**Directions**
Emit the data below verbatim, stripping out any pictures.

**Data supplied**
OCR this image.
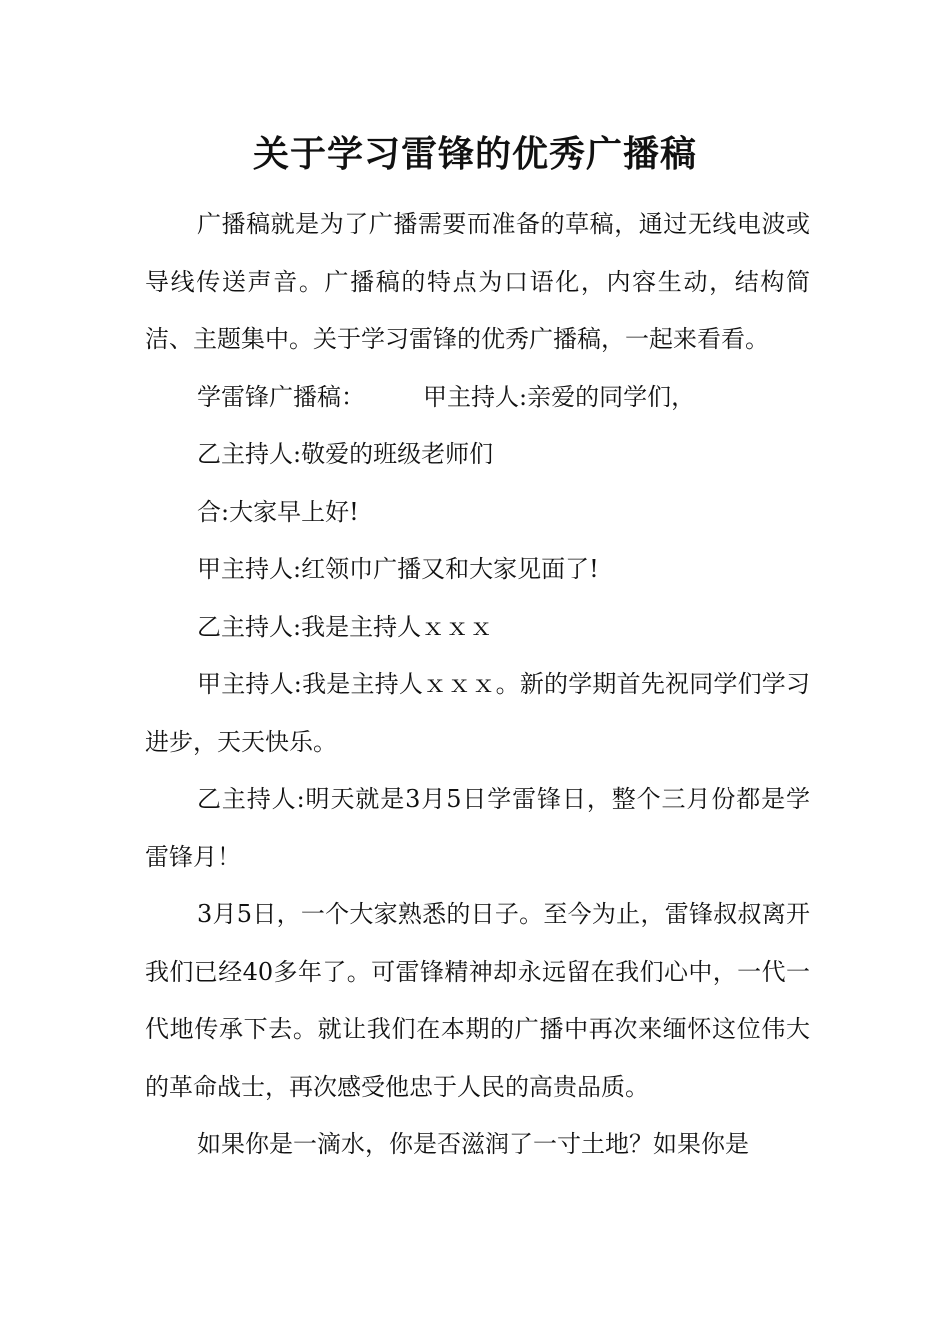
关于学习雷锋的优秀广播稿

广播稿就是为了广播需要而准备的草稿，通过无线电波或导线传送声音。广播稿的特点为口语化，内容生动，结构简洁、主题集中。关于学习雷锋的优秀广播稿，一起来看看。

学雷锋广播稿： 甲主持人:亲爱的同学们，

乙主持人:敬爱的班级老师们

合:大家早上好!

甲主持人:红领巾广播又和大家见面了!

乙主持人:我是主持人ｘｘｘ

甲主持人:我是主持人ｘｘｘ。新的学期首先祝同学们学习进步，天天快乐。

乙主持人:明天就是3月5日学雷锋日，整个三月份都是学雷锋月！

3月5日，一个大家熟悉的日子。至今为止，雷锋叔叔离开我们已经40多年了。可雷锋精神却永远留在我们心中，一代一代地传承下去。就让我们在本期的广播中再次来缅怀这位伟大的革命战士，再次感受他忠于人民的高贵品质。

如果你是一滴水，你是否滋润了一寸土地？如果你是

**Response to the task**
OCR this image.
关于学习雷锋的优秀广播稿

广播稿就是为了广播需要而准备的草稿，通过无线电波或导线传送声音。广播稿的特点为口语化，内容生动，结构简洁、主题集中。关于学习雷锋的优秀广播稿，一起来看看。

学雷锋广播稿： 甲主持人:亲爱的同学们，

乙主持人:敬爱的班级老师们

合:大家早上好!

甲主持人:红领巾广播又和大家见面了!

乙主持人:我是主持人ｘｘｘ

甲主持人:我是主持人ｘｘｘ。新的学期首先祝同学们学习进步，天天快乐。

乙主持人:明天就是3月5日学雷锋日，整个三月份都是学雷锋月！

3月5日，一个大家熟悉的日子。至今为止，雷锋叔叔离开我们已经40多年了。可雷锋精神却永远留在我们心中，一代一代地传承下去。就让我们在本期的广播中再次来缅怀这位伟大的革命战士，再次感受他忠于人民的高贵品质。

如果你是一滴水，你是否滋润了一寸土地？如果你是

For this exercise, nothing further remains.